Supplied material:
★ ★ ★ ★

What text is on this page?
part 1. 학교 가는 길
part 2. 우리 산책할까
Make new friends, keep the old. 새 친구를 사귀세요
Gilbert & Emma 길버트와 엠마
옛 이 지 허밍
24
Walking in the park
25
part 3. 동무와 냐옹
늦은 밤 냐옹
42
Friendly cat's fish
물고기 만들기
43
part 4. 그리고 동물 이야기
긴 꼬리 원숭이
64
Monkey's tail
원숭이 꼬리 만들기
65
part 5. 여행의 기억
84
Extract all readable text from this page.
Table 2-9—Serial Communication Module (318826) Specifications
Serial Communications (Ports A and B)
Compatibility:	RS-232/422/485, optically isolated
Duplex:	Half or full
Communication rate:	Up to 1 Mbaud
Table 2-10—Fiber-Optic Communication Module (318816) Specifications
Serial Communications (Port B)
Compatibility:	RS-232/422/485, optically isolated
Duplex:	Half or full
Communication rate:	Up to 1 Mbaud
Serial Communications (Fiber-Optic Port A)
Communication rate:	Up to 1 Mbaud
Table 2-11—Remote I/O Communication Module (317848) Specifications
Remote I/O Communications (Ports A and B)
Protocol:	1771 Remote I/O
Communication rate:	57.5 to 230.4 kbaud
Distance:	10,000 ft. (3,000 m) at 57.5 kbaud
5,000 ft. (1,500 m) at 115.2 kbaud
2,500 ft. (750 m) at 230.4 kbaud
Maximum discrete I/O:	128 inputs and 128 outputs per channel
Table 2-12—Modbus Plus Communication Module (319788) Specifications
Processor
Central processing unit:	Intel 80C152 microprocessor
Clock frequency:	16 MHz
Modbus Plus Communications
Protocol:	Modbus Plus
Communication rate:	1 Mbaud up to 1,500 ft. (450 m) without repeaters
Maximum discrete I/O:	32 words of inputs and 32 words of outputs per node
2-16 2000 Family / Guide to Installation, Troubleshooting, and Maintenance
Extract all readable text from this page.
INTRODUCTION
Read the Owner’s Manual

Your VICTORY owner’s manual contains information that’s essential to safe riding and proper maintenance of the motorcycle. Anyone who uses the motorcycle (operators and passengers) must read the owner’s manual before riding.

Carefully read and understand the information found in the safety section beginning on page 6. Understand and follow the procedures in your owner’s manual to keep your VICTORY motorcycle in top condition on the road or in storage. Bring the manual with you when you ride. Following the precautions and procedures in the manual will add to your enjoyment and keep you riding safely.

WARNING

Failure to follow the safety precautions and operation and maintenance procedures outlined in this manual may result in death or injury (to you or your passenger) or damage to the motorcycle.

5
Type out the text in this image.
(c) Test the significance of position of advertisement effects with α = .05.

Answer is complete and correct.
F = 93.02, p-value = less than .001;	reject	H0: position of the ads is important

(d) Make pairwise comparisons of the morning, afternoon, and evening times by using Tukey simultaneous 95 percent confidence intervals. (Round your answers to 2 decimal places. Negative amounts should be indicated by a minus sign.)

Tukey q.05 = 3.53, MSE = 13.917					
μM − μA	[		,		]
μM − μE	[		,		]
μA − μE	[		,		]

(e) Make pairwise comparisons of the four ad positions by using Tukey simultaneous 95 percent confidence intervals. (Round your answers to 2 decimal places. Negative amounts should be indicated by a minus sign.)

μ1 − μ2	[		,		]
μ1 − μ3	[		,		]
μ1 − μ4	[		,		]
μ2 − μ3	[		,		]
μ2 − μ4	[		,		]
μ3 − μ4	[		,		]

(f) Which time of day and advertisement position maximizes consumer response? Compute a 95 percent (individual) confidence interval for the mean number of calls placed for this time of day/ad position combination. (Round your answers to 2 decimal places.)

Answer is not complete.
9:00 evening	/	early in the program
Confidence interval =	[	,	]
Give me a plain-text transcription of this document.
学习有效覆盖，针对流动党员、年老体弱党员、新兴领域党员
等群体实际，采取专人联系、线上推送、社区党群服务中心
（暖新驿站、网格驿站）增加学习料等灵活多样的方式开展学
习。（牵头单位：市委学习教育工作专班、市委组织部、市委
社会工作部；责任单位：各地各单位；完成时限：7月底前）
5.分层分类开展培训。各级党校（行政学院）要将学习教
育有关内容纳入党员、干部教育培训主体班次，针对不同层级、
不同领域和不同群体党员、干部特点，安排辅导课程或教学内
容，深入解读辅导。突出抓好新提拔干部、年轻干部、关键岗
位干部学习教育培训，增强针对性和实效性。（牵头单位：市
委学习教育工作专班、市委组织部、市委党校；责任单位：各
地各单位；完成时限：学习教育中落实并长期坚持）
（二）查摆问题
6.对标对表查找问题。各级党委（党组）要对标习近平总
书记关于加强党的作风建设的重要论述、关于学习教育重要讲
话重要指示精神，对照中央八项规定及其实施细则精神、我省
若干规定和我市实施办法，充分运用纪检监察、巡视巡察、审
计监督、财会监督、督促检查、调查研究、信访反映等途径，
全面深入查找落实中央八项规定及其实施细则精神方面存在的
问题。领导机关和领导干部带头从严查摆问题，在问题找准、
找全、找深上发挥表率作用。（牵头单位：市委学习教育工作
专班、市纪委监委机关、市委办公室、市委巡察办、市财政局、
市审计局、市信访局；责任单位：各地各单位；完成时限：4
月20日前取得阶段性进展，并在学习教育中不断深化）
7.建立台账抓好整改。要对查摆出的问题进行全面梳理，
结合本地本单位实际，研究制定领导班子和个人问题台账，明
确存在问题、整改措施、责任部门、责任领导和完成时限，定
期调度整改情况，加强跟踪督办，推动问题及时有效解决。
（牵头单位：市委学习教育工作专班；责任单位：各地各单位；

★ ★ ★ ★

Work to be completed:
Transcribe the data above in full, exactly.

Written answer:
What text is on this page?
part 1. 학교 가는 길
part 2. 우리 산책할까
Make new friends, keep the old. 새 친구를 사귀세요
Gilbert & Emma 길버트와 엠마
옛 이 지 허밍
24
Walking in the park
25
part 3. 동무와 냐옹
늦은 밤 냐옹
42
Friendly cat's fish
물고기 만들기
43
part 4. 그리고 동물 이야기
긴 꼬리 원숭이
64
Monkey's tail
원숭이 꼬리 만들기
65
part 5. 여행의 기억
84
Extract all readable text from this page.
Table 2-9—Serial Communication Module (318826) Specifications
Serial Communications (Ports A and B)
Compatibility:	RS-232/422/485, optically isolated
Duplex:	Half or full
Communication rate:	Up to 1 Mbaud
Table 2-10—Fiber-Optic Communication Module (318816) Specifications
Serial Communications (Port B)
Compatibility:	RS-232/422/485, optically isolated
Duplex:	Half or full
Communication rate:	Up to 1 Mbaud
Serial Communications (Fiber-Optic Port A)
Communication rate:	Up to 1 Mbaud
Table 2-11—Remote I/O Communication Module (317848) Specifications
Remote I/O Communications (Ports A and B)
Protocol:	1771 Remote I/O
Communication rate:	57.5 to 230.4 kbaud
Distance:	10,000 ft. (3,000 m) at 57.5 kbaud
5,000 ft. (1,500 m) at 115.2 kbaud
2,500 ft. (750 m) at 230.4 kbaud
Maximum discrete I/O:	128 inputs and 128 outputs per channel
Table 2-12—Modbus Plus Communication Module (319788) Specifications
Processor
Central processing unit:	Intel 80C152 microprocessor
Clock frequency:	16 MHz
Modbus Plus Communications
Protocol:	Modbus Plus
Communication rate:	1 Mbaud up to 1,500 ft. (450 m) without repeaters
Maximum discrete I/O:	32 words of inputs and 32 words of outputs per node
2-16 2000 Family / Guide to Installation, Troubleshooting, and Maintenance
Extract all readable text from this page.
INTRODUCTION
Read the Owner’s Manual

Your VICTORY owner’s manual contains information that’s essential to safe riding and proper maintenance of the motorcycle. Anyone who uses the motorcycle (operators and passengers) must read the owner’s manual before riding.

Carefully read and understand the information found in the safety section beginning on page 6. Understand and follow the procedures in your owner’s manual to keep your VICTORY motorcycle in top condition on the road or in storage. Bring the manual with you when you ride. Following the precautions and procedures in the manual will add to your enjoyment and keep you riding safely.

WARNING

Failure to follow the safety precautions and operation and maintenance procedures outlined in this manual may result in death or injury (to you or your passenger) or damage to the motorcycle.

5
Type out the text in this image.
(c) Test the significance of position of advertisement effects with α = .05.

Answer is complete and correct.
F = 93.02, p-value = less than .001;	reject	H0: position of the ads is important

(d) Make pairwise comparisons of the morning, afternoon, and evening times by using Tukey simultaneous 95 percent confidence intervals. (Round your answers to 2 decimal places. Negative amounts should be indicated by a minus sign.)

Tukey q.05 = 3.53, MSE = 13.917					
μM − μA	[		,		]
μM − μE	[		,		]
μA − μE	[		,		]

(e) Make pairwise comparisons of the four ad positions by using Tukey simultaneous 95 percent confidence intervals. (Round your answers to 2 decimal places. Negative amounts should be indicated by a minus sign.)

μ1 − μ2	[		,		]
μ1 − μ3	[		,		]
μ1 − μ4	[		,		]
μ2 − μ3	[		,		]
μ2 − μ4	[		,		]
μ3 − μ4	[		,		]

(f) Which time of day and advertisement position maximizes consumer response? Compute a 95 percent (individual) confidence interval for the mean number of calls placed for this time of day/ad position combination. (Round your answers to 2 decimal places.)

Answer is not complete.
9:00 evening	/	early in the program
Confidence interval =	[	,	]
Give me a plain-text transcription of this document.
学习有效覆盖，针对流动党员、年老体弱党员、新兴领域党员
等群体实际，采取专人联系、线上推送、社区党群服务中心
（暖新驿站、网格驿站）增加学习料等灵活多样的方式开展学
习。（牵头单位：市委学习教育工作专班、市委组织部、市委
社会工作部；责任单位：各地各单位；完成时限：7月底前）
5.分层分类开展培训。各级党校（行政学院）要将学习教
育有关内容纳入党员、干部教育培训主体班次，针对不同层级、
不同领域和不同群体党员、干部特点，安排辅导课程或教学内
容，深入解读辅导。突出抓好新提拔干部、年轻干部、关键岗
位干部学习教育培训，增强针对性和实效性。（牵头单位：市
委学习教育工作专班、市委组织部、市委党校；责任单位：各
地各单位；完成时限：学习教育中落实并长期坚持）
（二）查摆问题
6.对标对表查找问题。各级党委（党组）要对标习近平总
书记关于加强党的作风建设的重要论述、关于学习教育重要讲
话重要指示精神，对照中央八项规定及其实施细则精神、我省
若干规定和我市实施办法，充分运用纪检监察、巡视巡察、审
计监督、财会监督、督促检查、调查研究、信访反映等途径，
全面深入查找落实中央八项规定及其实施细则精神方面存在的
问题。领导机关和领导干部带头从严查摆问题，在问题找准、
找全、找深上发挥表率作用。（牵头单位：市委学习教育工作
专班、市纪委监委机关、市委办公室、市委巡察办、市财政局、
市审计局、市信访局；责任单位：各地各单位；完成时限：4
月20日前取得阶段性进展，并在学习教育中不断深化）
7.建立台账抓好整改。要对查摆出的问题进行全面梳理，
结合本地本单位实际，研究制定领导班子和个人问题台账，明
确存在问题、整改措施、责任部门、责任领导和完成时限，定
期调度整改情况，加强跟踪督办，推动问题及时有效解决。
（牵头单位：市委学习教育工作专班；责任单位：各地各单位；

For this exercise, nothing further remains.